**Your objective:**
Reproduce all entries word for word.

## START

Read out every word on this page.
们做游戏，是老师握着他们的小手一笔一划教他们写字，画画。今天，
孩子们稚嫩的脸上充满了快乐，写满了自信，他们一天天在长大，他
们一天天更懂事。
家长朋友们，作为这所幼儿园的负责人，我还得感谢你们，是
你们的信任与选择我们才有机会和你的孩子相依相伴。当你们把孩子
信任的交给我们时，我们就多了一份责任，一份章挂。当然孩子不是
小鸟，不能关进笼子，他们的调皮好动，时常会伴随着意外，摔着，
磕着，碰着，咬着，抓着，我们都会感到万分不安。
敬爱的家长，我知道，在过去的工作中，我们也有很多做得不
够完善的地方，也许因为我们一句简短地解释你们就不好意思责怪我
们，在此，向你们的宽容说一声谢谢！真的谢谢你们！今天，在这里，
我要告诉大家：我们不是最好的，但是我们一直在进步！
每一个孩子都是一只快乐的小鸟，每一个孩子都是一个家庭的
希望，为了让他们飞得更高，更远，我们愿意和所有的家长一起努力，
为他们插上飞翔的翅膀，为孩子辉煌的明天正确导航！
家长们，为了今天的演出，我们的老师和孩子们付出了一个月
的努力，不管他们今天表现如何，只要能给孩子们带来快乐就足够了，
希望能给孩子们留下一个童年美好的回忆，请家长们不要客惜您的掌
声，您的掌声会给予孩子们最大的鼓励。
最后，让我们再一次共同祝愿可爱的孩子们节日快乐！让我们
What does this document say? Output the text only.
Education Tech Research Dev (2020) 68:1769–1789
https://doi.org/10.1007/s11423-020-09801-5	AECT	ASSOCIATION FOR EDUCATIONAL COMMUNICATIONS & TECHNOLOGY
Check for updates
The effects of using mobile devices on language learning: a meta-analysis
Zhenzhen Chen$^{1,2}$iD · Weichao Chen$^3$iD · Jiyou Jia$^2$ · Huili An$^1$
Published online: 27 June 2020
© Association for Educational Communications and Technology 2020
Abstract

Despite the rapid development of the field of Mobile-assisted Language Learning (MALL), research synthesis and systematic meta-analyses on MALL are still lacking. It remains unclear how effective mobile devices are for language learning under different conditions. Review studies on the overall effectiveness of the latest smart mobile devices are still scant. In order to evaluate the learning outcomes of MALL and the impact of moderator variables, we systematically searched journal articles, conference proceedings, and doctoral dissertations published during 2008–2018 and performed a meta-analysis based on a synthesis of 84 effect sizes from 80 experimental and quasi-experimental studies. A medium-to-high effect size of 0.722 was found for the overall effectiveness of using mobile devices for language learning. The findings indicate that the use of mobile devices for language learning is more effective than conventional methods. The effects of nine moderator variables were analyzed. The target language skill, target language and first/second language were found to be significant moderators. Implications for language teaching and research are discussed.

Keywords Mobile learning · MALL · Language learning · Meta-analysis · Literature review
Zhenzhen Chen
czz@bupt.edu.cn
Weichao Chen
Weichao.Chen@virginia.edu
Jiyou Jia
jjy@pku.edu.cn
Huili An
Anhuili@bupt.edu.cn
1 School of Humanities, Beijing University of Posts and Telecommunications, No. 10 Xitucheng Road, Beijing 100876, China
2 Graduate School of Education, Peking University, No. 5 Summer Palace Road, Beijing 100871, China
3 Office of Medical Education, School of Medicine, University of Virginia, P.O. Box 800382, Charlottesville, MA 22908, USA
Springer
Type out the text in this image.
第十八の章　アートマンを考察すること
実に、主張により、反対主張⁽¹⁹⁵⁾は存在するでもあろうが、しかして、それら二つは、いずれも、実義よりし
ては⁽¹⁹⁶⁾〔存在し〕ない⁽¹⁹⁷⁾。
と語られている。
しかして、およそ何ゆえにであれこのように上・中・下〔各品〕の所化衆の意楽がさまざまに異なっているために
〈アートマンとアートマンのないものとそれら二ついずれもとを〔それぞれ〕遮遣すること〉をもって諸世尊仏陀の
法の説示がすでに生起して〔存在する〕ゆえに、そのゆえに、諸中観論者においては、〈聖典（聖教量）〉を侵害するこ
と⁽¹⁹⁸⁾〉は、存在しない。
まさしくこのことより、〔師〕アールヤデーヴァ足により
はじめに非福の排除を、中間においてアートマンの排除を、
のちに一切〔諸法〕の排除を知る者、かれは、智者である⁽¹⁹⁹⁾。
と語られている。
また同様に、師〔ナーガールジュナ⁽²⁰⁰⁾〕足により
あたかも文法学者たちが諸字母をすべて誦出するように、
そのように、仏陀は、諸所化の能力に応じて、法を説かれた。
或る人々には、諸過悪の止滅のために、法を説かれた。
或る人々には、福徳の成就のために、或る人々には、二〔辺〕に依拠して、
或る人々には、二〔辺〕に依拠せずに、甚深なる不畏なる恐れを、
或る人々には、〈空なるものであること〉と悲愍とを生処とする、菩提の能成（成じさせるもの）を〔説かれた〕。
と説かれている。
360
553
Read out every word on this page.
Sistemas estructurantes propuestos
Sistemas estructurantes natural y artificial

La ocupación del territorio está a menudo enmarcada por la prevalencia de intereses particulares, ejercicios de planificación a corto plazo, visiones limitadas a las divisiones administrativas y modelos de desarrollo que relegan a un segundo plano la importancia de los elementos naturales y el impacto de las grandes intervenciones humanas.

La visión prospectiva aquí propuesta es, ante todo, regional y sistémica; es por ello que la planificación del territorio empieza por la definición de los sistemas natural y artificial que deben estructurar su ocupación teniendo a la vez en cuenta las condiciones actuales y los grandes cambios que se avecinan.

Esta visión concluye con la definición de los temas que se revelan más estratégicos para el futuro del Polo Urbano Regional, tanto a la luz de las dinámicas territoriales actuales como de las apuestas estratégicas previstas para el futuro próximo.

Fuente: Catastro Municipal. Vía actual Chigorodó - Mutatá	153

## END

**Solved problem:**
Read out every word on this page.
们做游戏，是老师握着他们的小手一笔一划教他们写字，画画。今天，
孩子们稚嫩的脸上充满了快乐，写满了自信，他们一天天在长大，他
们一天天更懂事。
家长朋友们，作为这所幼儿园的负责人，我还得感谢你们，是
你们的信任与选择我们才有机会和你的孩子相依相伴。当你们把孩子
信任的交给我们时，我们就多了一份责任，一份章挂。当然孩子不是
小鸟，不能关进笼子，他们的调皮好动，时常会伴随着意外，摔着，
磕着，碰着，咬着，抓着，我们都会感到万分不安。
敬爱的家长，我知道，在过去的工作中，我们也有很多做得不
够完善的地方，也许因为我们一句简短地解释你们就不好意思责怪我
们，在此，向你们的宽容说一声谢谢！真的谢谢你们！今天，在这里，
我要告诉大家：我们不是最好的，但是我们一直在进步！
每一个孩子都是一只快乐的小鸟，每一个孩子都是一个家庭的
希望，为了让他们飞得更高，更远，我们愿意和所有的家长一起努力，
为他们插上飞翔的翅膀，为孩子辉煌的明天正确导航！
家长们，为了今天的演出，我们的老师和孩子们付出了一个月
的努力，不管他们今天表现如何，只要能给孩子们带来快乐就足够了，
希望能给孩子们留下一个童年美好的回忆，请家长们不要客惜您的掌
声，您的掌声会给予孩子们最大的鼓励。
最后，让我们再一次共同祝愿可爱的孩子们节日快乐！让我们
What does this document say? Output the text only.
Education Tech Research Dev (2020) 68:1769–1789
https://doi.org/10.1007/s11423-020-09801-5	AECT	ASSOCIATION FOR EDUCATIONAL COMMUNICATIONS & TECHNOLOGY
Check for updates
The effects of using mobile devices on language learning: a meta-analysis
Zhenzhen Chen$^{1,2}$iD · Weichao Chen$^3$iD · Jiyou Jia$^2$ · Huili An$^1$
Published online: 27 June 2020
© Association for Educational Communications and Technology 2020
Abstract

Despite the rapid development of the field of Mobile-assisted Language Learning (MALL), research synthesis and systematic meta-analyses on MALL are still lacking. It remains unclear how effective mobile devices are for language learning under different conditions. Review studies on the overall effectiveness of the latest smart mobile devices are still scant. In order to evaluate the learning outcomes of MALL and the impact of moderator variables, we systematically searched journal articles, conference proceedings, and doctoral dissertations published during 2008–2018 and performed a meta-analysis based on a synthesis of 84 effect sizes from 80 experimental and quasi-experimental studies. A medium-to-high effect size of 0.722 was found for the overall effectiveness of using mobile devices for language learning. The findings indicate that the use of mobile devices for language learning is more effective than conventional methods. The effects of nine moderator variables were analyzed. The target language skill, target language and first/second language were found to be significant moderators. Implications for language teaching and research are discussed.

Keywords Mobile learning · MALL · Language learning · Meta-analysis · Literature review
Zhenzhen Chen
czz@bupt.edu.cn
Weichao Chen
Weichao.Chen@virginia.edu
Jiyou Jia
jjy@pku.edu.cn
Huili An
Anhuili@bupt.edu.cn
1 School of Humanities, Beijing University of Posts and Telecommunications, No. 10 Xitucheng Road, Beijing 100876, China
2 Graduate School of Education, Peking University, No. 5 Summer Palace Road, Beijing 100871, China
3 Office of Medical Education, School of Medicine, University of Virginia, P.O. Box 800382, Charlottesville, MA 22908, USA
Springer
Type out the text in this image.
第十八の章　アートマンを考察すること
実に、主張により、反対主張⁽¹⁹⁵⁾は存在するでもあろうが、しかして、それら二つは、いずれも、実義よりし
ては⁽¹⁹⁶⁾〔存在し〕ない⁽¹⁹⁷⁾。
と語られている。
しかして、およそ何ゆえにであれこのように上・中・下〔各品〕の所化衆の意楽がさまざまに異なっているために
〈アートマンとアートマンのないものとそれら二ついずれもとを〔それぞれ〕遮遣すること〉をもって諸世尊仏陀の
法の説示がすでに生起して〔存在する〕ゆえに、そのゆえに、諸中観論者においては、〈聖典（聖教量）〉を侵害するこ
と⁽¹⁹⁸⁾〉は、存在しない。
まさしくこのことより、〔師〕アールヤデーヴァ足により
はじめに非福の排除を、中間においてアートマンの排除を、
のちに一切〔諸法〕の排除を知る者、かれは、智者である⁽¹⁹⁹⁾。
と語られている。
また同様に、師〔ナーガールジュナ⁽²⁰⁰⁾〕足により
あたかも文法学者たちが諸字母をすべて誦出するように、
そのように、仏陀は、諸所化の能力に応じて、法を説かれた。
或る人々には、諸過悪の止滅のために、法を説かれた。
或る人々には、福徳の成就のために、或る人々には、二〔辺〕に依拠して、
或る人々には、二〔辺〕に依拠せずに、甚深なる不畏なる恐れを、
或る人々には、〈空なるものであること〉と悲愍とを生処とする、菩提の能成（成じさせるもの）を〔説かれた〕。
と説かれている。
360
553
Read out every word on this page.
Sistemas estructurantes propuestos
Sistemas estructurantes natural y artificial

La ocupación del territorio está a menudo enmarcada por la prevalencia de intereses particulares, ejercicios de planificación a corto plazo, visiones limitadas a las divisiones administrativas y modelos de desarrollo que relegan a un segundo plano la importancia de los elementos naturales y el impacto de las grandes intervenciones humanas.

La visión prospectiva aquí propuesta es, ante todo, regional y sistémica; es por ello que la planificación del territorio empieza por la definición de los sistemas natural y artificial que deben estructurar su ocupación teniendo a la vez en cuenta las condiciones actuales y los grandes cambios que se avecinan.

Esta visión concluye con la definición de los temas que se revelan más estratégicos para el futuro del Polo Urbano Regional, tanto a la luz de las dinámicas territoriales actuales como de las apuestas estratégicas previstas para el futuro próximo.

Fuente: Catastro Municipal. Vía actual Chigorodó - Mutatá	153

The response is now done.